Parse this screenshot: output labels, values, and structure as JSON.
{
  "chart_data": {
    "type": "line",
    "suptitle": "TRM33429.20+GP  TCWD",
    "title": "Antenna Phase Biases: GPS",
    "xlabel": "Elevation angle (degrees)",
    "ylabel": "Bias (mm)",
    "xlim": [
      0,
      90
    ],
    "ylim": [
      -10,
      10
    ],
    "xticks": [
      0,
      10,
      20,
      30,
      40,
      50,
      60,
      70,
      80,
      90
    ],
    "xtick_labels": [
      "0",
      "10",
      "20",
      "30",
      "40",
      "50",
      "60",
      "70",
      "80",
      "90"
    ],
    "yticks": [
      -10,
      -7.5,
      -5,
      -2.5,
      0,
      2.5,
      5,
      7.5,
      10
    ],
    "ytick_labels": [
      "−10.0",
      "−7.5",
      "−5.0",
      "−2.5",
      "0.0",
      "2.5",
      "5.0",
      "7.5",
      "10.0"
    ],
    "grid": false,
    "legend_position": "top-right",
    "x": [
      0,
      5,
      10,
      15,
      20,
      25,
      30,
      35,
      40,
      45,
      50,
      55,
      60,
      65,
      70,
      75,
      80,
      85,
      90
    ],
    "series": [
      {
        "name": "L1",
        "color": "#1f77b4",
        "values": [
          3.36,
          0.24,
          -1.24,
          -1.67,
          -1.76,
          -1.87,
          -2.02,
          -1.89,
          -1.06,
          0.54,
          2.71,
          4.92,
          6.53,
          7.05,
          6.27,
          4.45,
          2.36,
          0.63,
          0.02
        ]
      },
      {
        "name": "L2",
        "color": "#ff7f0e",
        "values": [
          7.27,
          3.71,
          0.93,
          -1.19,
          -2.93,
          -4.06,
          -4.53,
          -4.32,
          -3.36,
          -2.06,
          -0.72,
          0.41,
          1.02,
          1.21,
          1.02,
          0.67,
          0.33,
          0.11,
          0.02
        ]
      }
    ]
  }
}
——————
> _EXERCISE REQUIREMENTS_
Copy out the whole listing exactly.

> _TASK RESULT_
Parse this screenshot: output labels, values, and structure as JSON.
{
  "chart_data": {
    "type": "line",
    "suptitle": "TRM33429.20+GP  TCWD",
    "title": "Antenna Phase Biases: GPS",
    "xlabel": "Elevation angle (degrees)",
    "ylabel": "Bias (mm)",
    "xlim": [
      0,
      90
    ],
    "ylim": [
      -10,
      10
    ],
    "xticks": [
      0,
      10,
      20,
      30,
      40,
      50,
      60,
      70,
      80,
      90
    ],
    "xtick_labels": [
      "0",
      "10",
      "20",
      "30",
      "40",
      "50",
      "60",
      "70",
      "80",
      "90"
    ],
    "yticks": [
      -10,
      -7.5,
      -5,
      -2.5,
      0,
      2.5,
      5,
      7.5,
      10
    ],
    "ytick_labels": [
      "−10.0",
      "−7.5",
      "−5.0",
      "−2.5",
      "0.0",
      "2.5",
      "5.0",
      "7.5",
      "10.0"
    ],
    "grid": false,
    "legend_position": "top-right",
    "x": [
      0,
      5,
      10,
      15,
      20,
      25,
      30,
      35,
      40,
      45,
      50,
      55,
      60,
      65,
      70,
      75,
      80,
      85,
      90
    ],
    "series": [
      {
        "name": "L1",
        "color": "#1f77b4",
        "values": [
          3.36,
          0.24,
          -1.24,
          -1.67,
          -1.76,
          -1.87,
          -2.02,
          -1.89,
          -1.06,
          0.54,
          2.71,
          4.92,
          6.53,
          7.05,
          6.27,
          4.45,
          2.36,
          0.63,
          0.02
        ]
      },
      {
        "name": "L2",
        "color": "#ff7f0e",
        "values": [
          7.27,
          3.71,
          0.93,
          -1.19,
          -2.93,
          -4.06,
          -4.53,
          -4.32,
          -3.36,
          -2.06,
          -0.72,
          0.41,
          1.02,
          1.21,
          1.02,
          0.67,
          0.33,
          0.11,
          0.02
        ]
      }
    ]
  }
}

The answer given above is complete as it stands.